** Begin **
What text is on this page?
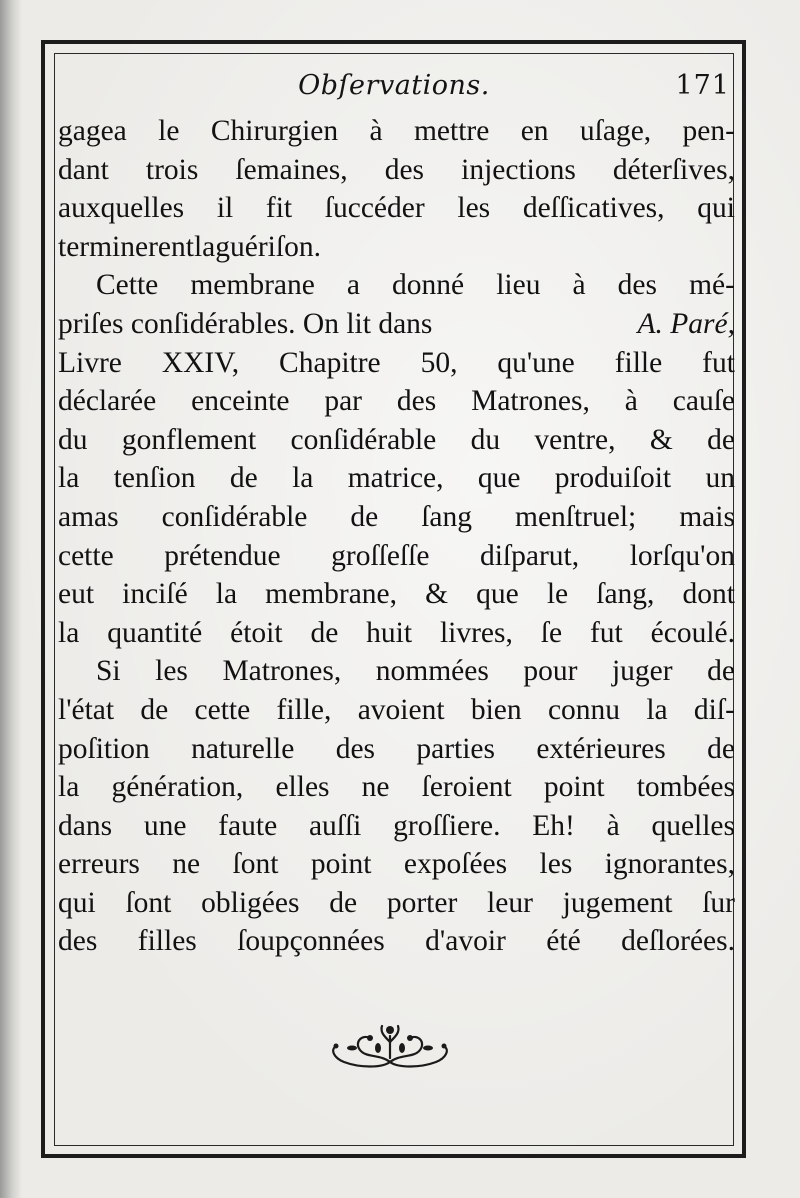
Obſervations.	171
gagea le Chirurgien à mettre en uſage, pen-
dant trois ſemaines, des injections déterſives,
auxquelles il fit ſuccéder les deſſicatives, qui
terminerent la guériſon.
Cette membrane a donné lieu à des mé-
priſes conſidérables. On lit dans	A. Paré,
Livre XXIV, Chapitre 50, qu'une fille fut
déclarée enceinte par des Matrones, à cauſe
du gonflement conſidérable du ventre, & de
la tenſion de la matrice, que produiſoit un
amas conſidérable de ſang menſtruel; mais
cette prétendue groſſeſſe diſparut, lorſqu'on
eut inciſé la membrane, & que le ſang, dont
la quantité étoit de huit livres, ſe fut écoulé.
Si les Matrones, nommées pour juger de
l'état de cette fille, avoient bien connu la diſ-
poſition naturelle des parties extérieures de
la génération, elles ne ſeroient point tombées
dans une faute auſſi groſſiere. Eh! à quelles
erreurs ne ſont point expoſées les ignorantes,
qui ſont obligées de porter leur jugement ſur
des filles ſoupçonnées d'avoir été deſlorées.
** End **
TASK: All of the records need repeating exactly, except for the pictures.

ANSWER:
What text is on this page?
Obſervations.	171
gagea le Chirurgien à mettre en uſage, pen-
dant trois ſemaines, des injections déterſives,
auxquelles il fit ſuccéder les deſſicatives, qui
terminerent la guériſon.
Cette membrane a donné lieu à des mé-
priſes conſidérables. On lit dans	A. Paré,
Livre XXIV, Chapitre 50, qu'une fille fut
déclarée enceinte par des Matrones, à cauſe
du gonflement conſidérable du ventre, & de
la tenſion de la matrice, que produiſoit un
amas conſidérable de ſang menſtruel; mais
cette prétendue groſſeſſe diſparut, lorſqu'on
eut inciſé la membrane, & que le ſang, dont
la quantité étoit de huit livres, ſe fut écoulé.
Si les Matrones, nommées pour juger de
l'état de cette fille, avoient bien connu la diſ-
poſition naturelle des parties extérieures de
la génération, elles ne ſeroient point tombées
dans une faute auſſi groſſiere. Eh! à quelles
erreurs ne ſont point expoſées les ignorantes,
qui ſont obligées de porter leur jugement ſur
des filles ſoupçonnées d'avoir été deſlorées.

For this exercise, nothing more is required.